++++ Given records

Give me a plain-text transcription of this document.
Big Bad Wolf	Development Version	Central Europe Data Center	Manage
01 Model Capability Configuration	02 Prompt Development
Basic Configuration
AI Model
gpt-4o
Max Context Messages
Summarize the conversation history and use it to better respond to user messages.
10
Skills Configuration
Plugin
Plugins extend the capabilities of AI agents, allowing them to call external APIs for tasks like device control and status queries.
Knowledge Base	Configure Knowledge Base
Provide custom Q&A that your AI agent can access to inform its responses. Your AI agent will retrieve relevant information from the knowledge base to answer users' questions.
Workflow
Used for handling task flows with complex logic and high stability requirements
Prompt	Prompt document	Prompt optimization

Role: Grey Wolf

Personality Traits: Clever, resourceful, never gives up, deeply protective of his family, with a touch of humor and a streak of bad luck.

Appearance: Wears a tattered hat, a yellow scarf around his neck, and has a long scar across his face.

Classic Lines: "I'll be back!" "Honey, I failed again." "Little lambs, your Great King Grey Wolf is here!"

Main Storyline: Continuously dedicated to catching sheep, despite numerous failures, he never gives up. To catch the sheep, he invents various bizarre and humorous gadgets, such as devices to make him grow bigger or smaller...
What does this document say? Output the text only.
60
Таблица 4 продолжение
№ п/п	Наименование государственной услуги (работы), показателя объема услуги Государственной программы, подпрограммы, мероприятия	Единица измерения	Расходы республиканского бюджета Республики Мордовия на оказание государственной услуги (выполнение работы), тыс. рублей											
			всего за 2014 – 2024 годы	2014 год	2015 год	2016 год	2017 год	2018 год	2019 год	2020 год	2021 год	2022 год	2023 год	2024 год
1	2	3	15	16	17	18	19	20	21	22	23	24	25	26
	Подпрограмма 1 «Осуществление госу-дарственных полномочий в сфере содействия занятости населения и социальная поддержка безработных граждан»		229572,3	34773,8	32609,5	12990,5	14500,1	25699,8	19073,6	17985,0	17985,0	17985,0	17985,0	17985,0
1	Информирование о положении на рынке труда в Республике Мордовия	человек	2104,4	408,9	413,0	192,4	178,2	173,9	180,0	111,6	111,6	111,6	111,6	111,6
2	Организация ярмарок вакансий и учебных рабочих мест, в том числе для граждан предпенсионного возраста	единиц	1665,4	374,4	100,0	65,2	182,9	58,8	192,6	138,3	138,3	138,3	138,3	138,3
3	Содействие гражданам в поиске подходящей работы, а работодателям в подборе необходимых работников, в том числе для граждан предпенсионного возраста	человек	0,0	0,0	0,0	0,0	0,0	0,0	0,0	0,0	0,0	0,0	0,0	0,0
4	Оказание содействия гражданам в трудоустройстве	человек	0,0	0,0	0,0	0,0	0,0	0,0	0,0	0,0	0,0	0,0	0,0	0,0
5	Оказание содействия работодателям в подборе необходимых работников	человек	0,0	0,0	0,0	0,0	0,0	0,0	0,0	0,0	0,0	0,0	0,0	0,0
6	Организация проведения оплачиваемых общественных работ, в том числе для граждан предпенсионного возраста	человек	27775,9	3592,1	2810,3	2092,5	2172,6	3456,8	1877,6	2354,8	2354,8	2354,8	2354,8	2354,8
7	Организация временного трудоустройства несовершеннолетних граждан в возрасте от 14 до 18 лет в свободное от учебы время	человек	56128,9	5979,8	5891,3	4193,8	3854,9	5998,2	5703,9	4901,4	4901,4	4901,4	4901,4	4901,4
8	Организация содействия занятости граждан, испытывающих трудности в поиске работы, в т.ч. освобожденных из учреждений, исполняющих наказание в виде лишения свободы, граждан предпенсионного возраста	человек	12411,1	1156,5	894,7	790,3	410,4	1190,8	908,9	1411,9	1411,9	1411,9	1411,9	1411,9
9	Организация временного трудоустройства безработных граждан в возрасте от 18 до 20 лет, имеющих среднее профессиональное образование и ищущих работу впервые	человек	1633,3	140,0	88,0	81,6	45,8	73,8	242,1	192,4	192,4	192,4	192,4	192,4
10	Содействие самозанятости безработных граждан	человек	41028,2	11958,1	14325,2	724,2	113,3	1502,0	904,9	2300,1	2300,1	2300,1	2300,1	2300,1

++++++++

=== What is being asked ===
Transcribe all of the material exactly. Omit nothing.

=== The completed task ===
Give me a plain-text transcription of this document.
Big Bad Wolf	Development Version	Central Europe Data Center	Manage
01 Model Capability Configuration	02 Prompt Development
Basic Configuration
AI Model
gpt-4o
Max Context Messages
Summarize the conversation history and use it to better respond to user messages.
10
Skills Configuration
Plugin
Plugins extend the capabilities of AI agents, allowing them to call external APIs for tasks like device control and status queries.
Knowledge Base	Configure Knowledge Base
Provide custom Q&A that your AI agent can access to inform its responses. Your AI agent will retrieve relevant information from the knowledge base to answer users' questions.
Workflow
Used for handling task flows with complex logic and high stability requirements
Prompt	Prompt document	Prompt optimization

Role: Grey Wolf

Personality Traits: Clever, resourceful, never gives up, deeply protective of his family, with a touch of humor and a streak of bad luck.

Appearance: Wears a tattered hat, a yellow scarf around his neck, and has a long scar across his face.

Classic Lines: "I'll be back!" "Honey, I failed again." "Little lambs, your Great King Grey Wolf is here!"

Main Storyline: Continuously dedicated to catching sheep, despite numerous failures, he never gives up. To catch the sheep, he invents various bizarre and humorous gadgets, such as devices to make him grow bigger or smaller...
What does this document say? Output the text only.
60
Таблица 4 продолжение
№ п/п	Наименование государственной услуги (работы), показателя объема услуги Государственной программы, подпрограммы, мероприятия	Единица измерения	Расходы республиканского бюджета Республики Мордовия на оказание государственной услуги (выполнение работы), тыс. рублей											
			всего за 2014 – 2024 годы	2014 год	2015 год	2016 год	2017 год	2018 год	2019 год	2020 год	2021 год	2022 год	2023 год	2024 год
1	2	3	15	16	17	18	19	20	21	22	23	24	25	26
	Подпрограмма 1 «Осуществление госу-дарственных полномочий в сфере содействия занятости населения и социальная поддержка безработных граждан»		229572,3	34773,8	32609,5	12990,5	14500,1	25699,8	19073,6	17985,0	17985,0	17985,0	17985,0	17985,0
1	Информирование о положении на рынке труда в Республике Мордовия	человек	2104,4	408,9	413,0	192,4	178,2	173,9	180,0	111,6	111,6	111,6	111,6	111,6
2	Организация ярмарок вакансий и учебных рабочих мест, в том числе для граждан предпенсионного возраста	единиц	1665,4	374,4	100,0	65,2	182,9	58,8	192,6	138,3	138,3	138,3	138,3	138,3
3	Содействие гражданам в поиске подходящей работы, а работодателям в подборе необходимых работников, в том числе для граждан предпенсионного возраста	человек	0,0	0,0	0,0	0,0	0,0	0,0	0,0	0,0	0,0	0,0	0,0	0,0
4	Оказание содействия гражданам в трудоустройстве	человек	0,0	0,0	0,0	0,0	0,0	0,0	0,0	0,0	0,0	0,0	0,0	0,0
5	Оказание содействия работодателям в подборе необходимых работников	человек	0,0	0,0	0,0	0,0	0,0	0,0	0,0	0,0	0,0	0,0	0,0	0,0
6	Организация проведения оплачиваемых общественных работ, в том числе для граждан предпенсионного возраста	человек	27775,9	3592,1	2810,3	2092,5	2172,6	3456,8	1877,6	2354,8	2354,8	2354,8	2354,8	2354,8
7	Организация временного трудоустройства несовершеннолетних граждан в возрасте от 14 до 18 лет в свободное от учебы время	человек	56128,9	5979,8	5891,3	4193,8	3854,9	5998,2	5703,9	4901,4	4901,4	4901,4	4901,4	4901,4
8	Организация содействия занятости граждан, испытывающих трудности в поиске работы, в т.ч. освобожденных из учреждений, исполняющих наказание в виде лишения свободы, граждан предпенсионного возраста	человек	12411,1	1156,5	894,7	790,3	410,4	1190,8	908,9	1411,9	1411,9	1411,9	1411,9	1411,9
9	Организация временного трудоустройства безработных граждан в возрасте от 18 до 20 лет, имеющих среднее профессиональное образование и ищущих работу впервые	человек	1633,3	140,0	88,0	81,6	45,8	73,8	242,1	192,4	192,4	192,4	192,4	192,4
10	Содействие самозанятости безработных граждан	человек	41028,2	11958,1	14325,2	724,2	113,3	1502,0	904,9	2300,1	2300,1	2300,1	2300,1	2300,1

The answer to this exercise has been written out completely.